** Available records **
──────
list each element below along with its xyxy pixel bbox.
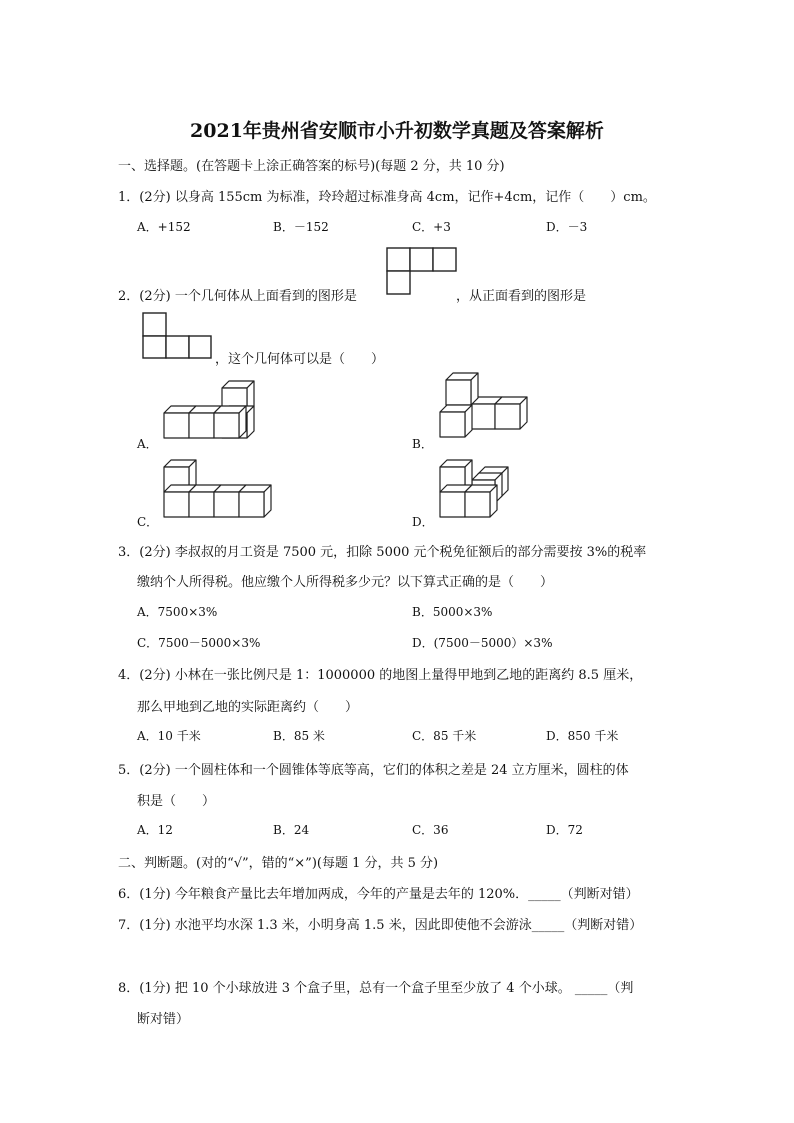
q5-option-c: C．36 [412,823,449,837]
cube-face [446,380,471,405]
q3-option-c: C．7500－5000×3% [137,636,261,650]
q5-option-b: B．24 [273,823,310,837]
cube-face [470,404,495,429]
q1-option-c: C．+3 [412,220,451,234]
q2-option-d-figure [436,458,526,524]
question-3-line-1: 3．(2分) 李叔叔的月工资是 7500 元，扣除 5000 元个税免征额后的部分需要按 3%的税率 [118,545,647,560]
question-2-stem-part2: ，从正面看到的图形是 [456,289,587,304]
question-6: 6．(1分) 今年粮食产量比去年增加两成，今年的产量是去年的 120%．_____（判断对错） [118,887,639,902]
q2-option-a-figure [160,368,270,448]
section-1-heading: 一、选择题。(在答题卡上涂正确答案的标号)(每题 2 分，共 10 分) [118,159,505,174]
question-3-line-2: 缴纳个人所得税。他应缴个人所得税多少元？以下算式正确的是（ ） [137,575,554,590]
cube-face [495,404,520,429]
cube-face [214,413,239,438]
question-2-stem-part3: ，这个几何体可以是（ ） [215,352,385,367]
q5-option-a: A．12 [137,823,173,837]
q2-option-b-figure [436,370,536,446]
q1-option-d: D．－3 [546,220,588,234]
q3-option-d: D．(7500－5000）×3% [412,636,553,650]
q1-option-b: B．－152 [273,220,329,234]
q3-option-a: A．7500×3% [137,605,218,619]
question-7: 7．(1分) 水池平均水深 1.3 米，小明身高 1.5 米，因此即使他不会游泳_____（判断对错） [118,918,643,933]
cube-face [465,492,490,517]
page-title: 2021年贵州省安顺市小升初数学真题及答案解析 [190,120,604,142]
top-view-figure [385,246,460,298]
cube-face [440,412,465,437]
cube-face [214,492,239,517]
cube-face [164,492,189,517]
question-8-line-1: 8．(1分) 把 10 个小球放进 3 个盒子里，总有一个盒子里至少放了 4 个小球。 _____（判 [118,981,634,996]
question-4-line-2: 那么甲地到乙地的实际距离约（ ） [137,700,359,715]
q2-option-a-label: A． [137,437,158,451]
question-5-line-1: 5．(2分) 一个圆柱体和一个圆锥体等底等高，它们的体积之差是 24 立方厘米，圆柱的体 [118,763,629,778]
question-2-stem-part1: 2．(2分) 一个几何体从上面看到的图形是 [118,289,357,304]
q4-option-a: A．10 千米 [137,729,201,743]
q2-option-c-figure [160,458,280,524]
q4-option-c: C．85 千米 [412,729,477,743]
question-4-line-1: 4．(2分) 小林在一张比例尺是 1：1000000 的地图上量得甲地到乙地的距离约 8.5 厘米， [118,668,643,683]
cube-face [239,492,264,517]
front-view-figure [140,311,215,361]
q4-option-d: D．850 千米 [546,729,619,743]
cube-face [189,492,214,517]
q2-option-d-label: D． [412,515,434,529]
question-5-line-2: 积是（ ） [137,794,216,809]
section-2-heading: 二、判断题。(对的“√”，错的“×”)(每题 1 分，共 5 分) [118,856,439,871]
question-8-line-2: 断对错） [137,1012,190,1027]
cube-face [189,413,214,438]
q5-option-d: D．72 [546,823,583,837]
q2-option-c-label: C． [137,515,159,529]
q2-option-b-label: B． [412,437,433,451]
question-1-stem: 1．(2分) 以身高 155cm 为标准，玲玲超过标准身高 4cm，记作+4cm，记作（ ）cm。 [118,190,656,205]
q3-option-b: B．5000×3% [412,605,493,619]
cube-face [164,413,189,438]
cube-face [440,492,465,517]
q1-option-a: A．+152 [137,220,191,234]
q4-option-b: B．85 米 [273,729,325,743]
──────
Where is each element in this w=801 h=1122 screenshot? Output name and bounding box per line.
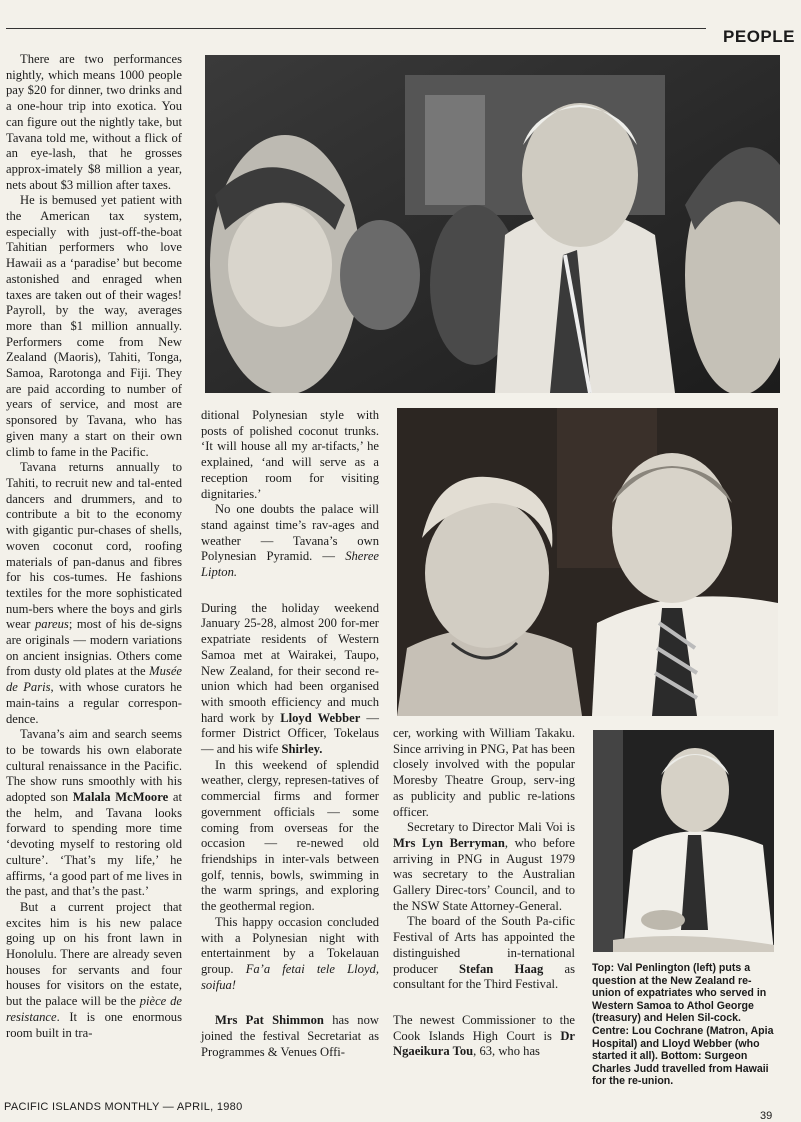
──────
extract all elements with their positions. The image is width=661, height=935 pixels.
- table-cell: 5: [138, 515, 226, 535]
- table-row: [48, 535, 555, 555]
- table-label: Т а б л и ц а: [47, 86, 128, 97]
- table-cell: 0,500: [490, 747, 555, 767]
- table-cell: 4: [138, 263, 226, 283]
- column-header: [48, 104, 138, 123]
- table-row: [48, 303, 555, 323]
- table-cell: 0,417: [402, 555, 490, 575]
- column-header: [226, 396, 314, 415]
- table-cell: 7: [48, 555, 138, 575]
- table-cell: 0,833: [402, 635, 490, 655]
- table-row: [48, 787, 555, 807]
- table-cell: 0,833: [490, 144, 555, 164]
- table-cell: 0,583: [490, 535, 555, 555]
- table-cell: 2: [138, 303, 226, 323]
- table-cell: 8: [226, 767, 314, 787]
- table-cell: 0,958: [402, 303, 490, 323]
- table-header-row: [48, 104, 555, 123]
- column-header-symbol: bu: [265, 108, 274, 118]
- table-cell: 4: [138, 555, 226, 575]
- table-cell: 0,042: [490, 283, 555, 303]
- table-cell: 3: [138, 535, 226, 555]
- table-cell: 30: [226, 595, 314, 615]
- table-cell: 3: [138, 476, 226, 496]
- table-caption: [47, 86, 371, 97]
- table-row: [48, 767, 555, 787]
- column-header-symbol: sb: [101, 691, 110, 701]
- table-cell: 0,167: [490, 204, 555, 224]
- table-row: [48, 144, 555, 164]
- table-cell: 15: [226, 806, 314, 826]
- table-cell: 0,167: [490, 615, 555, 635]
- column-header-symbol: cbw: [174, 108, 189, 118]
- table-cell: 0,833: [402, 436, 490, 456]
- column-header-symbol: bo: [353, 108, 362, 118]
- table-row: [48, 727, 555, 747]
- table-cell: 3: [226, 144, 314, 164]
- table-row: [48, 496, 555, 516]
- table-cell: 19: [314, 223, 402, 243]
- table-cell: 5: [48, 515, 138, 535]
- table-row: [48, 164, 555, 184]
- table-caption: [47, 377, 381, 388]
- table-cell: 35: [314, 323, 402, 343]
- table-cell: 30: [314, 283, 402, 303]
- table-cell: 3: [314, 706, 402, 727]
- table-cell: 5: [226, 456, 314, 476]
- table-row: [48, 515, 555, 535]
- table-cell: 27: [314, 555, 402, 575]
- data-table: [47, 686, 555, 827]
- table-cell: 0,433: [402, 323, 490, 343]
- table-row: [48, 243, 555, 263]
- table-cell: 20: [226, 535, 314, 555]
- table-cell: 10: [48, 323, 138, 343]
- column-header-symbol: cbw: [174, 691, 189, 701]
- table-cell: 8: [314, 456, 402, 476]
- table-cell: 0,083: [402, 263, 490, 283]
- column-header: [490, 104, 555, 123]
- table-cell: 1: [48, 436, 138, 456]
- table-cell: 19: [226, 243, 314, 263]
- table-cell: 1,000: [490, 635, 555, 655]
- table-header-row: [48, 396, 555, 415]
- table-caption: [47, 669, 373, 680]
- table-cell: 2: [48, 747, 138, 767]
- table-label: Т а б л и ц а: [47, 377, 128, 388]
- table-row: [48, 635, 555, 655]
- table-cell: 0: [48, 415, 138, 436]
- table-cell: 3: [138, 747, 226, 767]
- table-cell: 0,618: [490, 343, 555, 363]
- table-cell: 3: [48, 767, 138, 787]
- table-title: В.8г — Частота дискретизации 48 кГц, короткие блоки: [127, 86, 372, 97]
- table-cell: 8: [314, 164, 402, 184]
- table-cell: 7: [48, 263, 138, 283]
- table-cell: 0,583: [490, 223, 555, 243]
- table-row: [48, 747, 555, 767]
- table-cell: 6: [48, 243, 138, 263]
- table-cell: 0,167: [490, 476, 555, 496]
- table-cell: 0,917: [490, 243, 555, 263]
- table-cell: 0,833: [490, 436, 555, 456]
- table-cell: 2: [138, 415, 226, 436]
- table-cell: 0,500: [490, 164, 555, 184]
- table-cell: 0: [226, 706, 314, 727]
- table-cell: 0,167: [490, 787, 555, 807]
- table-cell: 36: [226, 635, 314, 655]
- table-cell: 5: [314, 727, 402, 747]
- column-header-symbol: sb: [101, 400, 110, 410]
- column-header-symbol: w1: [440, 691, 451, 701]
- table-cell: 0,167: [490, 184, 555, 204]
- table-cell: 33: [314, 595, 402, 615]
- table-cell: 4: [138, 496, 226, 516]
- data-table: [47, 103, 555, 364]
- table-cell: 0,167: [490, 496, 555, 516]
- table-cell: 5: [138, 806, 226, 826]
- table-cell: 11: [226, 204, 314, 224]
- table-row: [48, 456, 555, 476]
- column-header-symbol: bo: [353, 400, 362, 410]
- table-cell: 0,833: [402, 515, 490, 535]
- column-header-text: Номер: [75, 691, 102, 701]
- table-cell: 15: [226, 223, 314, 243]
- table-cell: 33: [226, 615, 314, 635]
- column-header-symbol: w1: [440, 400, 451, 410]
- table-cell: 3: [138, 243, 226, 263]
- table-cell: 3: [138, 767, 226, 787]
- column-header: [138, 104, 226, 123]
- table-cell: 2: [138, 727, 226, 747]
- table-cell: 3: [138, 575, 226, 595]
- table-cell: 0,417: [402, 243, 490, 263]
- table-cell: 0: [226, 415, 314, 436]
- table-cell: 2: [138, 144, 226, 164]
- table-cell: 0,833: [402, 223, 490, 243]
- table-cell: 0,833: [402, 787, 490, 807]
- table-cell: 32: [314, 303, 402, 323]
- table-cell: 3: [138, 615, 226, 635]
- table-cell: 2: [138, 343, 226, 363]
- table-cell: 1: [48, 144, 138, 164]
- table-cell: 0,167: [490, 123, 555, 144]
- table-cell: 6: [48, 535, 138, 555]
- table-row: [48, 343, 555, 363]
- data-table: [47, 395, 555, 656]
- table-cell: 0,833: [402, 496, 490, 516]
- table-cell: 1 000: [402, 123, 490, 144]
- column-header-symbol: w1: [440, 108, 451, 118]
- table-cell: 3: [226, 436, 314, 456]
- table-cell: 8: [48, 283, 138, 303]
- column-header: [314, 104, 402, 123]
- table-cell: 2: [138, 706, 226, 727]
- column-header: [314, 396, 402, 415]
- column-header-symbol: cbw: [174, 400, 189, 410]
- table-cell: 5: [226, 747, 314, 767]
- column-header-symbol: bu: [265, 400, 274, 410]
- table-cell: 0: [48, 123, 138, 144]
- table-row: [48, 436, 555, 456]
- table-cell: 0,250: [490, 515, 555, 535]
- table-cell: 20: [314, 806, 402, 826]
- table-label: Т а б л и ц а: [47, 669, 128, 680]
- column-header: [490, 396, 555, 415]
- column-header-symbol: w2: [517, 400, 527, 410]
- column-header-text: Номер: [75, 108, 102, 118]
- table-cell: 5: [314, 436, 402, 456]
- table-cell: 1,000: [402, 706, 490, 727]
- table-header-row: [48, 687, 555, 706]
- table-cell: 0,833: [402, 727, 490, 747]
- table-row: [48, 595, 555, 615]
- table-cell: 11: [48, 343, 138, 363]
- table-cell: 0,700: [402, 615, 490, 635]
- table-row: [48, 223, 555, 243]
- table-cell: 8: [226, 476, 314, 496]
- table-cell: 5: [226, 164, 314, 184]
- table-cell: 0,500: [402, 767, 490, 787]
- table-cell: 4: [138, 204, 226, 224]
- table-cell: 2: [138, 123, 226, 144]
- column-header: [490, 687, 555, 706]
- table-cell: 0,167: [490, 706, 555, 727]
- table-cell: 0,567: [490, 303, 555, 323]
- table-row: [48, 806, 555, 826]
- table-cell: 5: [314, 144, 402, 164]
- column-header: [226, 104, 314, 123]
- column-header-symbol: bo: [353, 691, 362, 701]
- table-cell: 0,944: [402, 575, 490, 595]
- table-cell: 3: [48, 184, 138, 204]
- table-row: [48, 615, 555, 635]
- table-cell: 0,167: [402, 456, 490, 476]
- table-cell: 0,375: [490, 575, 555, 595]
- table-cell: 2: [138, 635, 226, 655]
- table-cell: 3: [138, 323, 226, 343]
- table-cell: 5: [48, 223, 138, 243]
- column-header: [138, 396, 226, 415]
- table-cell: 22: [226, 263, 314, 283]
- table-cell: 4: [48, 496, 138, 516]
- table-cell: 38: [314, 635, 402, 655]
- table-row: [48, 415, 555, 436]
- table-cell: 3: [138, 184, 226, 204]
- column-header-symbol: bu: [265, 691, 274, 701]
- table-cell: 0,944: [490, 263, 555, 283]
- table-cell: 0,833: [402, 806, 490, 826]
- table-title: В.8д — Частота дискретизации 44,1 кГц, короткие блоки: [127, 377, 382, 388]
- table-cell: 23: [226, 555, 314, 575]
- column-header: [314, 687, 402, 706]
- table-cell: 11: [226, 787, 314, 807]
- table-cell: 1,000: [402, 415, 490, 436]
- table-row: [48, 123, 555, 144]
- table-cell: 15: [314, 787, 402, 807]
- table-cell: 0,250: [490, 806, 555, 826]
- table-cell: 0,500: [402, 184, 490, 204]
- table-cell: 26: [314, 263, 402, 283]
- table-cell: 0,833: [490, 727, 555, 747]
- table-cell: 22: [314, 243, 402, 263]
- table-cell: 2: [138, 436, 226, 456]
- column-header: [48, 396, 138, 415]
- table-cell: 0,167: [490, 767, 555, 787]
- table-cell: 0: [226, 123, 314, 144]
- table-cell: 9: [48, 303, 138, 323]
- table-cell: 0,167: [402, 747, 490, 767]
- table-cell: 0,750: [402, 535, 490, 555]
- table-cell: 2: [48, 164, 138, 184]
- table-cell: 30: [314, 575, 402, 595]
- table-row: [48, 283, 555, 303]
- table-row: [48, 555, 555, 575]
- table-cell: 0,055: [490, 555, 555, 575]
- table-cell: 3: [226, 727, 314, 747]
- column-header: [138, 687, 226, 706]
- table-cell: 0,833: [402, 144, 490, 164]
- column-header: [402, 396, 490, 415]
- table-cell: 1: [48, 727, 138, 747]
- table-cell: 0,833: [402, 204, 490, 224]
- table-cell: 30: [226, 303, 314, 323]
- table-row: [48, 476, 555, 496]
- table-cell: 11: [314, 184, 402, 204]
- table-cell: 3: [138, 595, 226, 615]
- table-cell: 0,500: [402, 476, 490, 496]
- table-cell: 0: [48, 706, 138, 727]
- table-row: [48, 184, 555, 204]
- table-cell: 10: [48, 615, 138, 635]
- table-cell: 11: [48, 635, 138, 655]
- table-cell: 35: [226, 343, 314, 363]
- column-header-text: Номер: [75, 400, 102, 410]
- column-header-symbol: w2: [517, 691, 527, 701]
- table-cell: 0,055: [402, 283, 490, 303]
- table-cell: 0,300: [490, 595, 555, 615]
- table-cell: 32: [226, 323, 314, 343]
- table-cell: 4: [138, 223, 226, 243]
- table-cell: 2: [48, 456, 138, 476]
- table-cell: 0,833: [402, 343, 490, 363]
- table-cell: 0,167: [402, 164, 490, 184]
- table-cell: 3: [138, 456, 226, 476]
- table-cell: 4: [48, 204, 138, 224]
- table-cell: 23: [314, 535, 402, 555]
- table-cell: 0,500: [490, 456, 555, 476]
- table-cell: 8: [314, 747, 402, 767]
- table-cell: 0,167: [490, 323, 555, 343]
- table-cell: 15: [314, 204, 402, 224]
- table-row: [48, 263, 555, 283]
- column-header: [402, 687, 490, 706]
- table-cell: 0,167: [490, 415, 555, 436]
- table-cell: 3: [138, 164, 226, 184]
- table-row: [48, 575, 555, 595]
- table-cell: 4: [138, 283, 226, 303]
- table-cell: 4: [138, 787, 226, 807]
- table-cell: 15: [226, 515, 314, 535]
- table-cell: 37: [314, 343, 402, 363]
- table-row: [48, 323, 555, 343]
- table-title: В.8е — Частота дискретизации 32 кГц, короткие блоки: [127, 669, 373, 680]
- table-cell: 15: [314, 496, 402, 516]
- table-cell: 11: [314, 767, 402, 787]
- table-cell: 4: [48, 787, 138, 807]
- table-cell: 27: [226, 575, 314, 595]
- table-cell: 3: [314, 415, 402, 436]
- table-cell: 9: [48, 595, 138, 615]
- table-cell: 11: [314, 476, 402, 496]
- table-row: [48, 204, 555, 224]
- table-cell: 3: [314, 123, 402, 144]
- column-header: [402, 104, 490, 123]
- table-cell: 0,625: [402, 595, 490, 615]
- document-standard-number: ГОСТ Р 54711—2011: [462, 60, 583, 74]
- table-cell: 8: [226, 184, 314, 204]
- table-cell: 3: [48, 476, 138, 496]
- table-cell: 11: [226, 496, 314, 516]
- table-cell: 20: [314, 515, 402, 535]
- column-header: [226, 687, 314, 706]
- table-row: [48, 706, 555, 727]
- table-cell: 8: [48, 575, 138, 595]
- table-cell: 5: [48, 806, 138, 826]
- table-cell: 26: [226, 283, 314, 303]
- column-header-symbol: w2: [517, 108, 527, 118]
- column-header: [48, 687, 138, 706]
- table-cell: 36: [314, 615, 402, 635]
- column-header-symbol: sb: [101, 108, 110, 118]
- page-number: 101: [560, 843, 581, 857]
──────
** Problem description **
Arrange as a numbered list the lines in the entries above, starting with the line containing "extract all elements" and going on through the line containing "- table-cell: 4: [138, 555, 226, 575]", both included. Leave out any blank lines.

** Solution to this problem **
1. extract all elements with their positions. The image is width=661, height=935 pixels.
2. - table-cell: 5: [138, 515, 226, 535]
3. - table-row: [48, 535, 555, 555]
4. - table-label: Т а б л и ц а: [47, 86, 128, 97]
5. - table-cell: 0,500: [490, 747, 555, 767]
6. - table-cell: 4: [138, 263, 226, 283]
7. - column-header: [48, 104, 138, 123]
8. - table-row: [48, 303, 555, 323]
9. - table-cell: 0,417: [402, 555, 490, 575]
10. - column-header: [226, 396, 314, 415]
11. - table-cell: 7: [48, 555, 138, 575]
12. - table-cell: 0,833: [402, 635, 490, 655]
13. - table-row: [48, 787, 555, 807]
14. - table-cell: 0,833: [490, 144, 555, 164]
15. - table-cell: 0,583: [490, 535, 555, 555]
16. - table-cell: 2: [138, 303, 226, 323]
17. - table-cell: 8: [226, 767, 314, 787]
18. - table-cell: 0,958: [402, 303, 490, 323]
19. - table-header-row: [48, 104, 555, 123]
20. - column-header-symbol: bu: [265, 108, 274, 118]
21. - table-cell: 4: [138, 555, 226, 575]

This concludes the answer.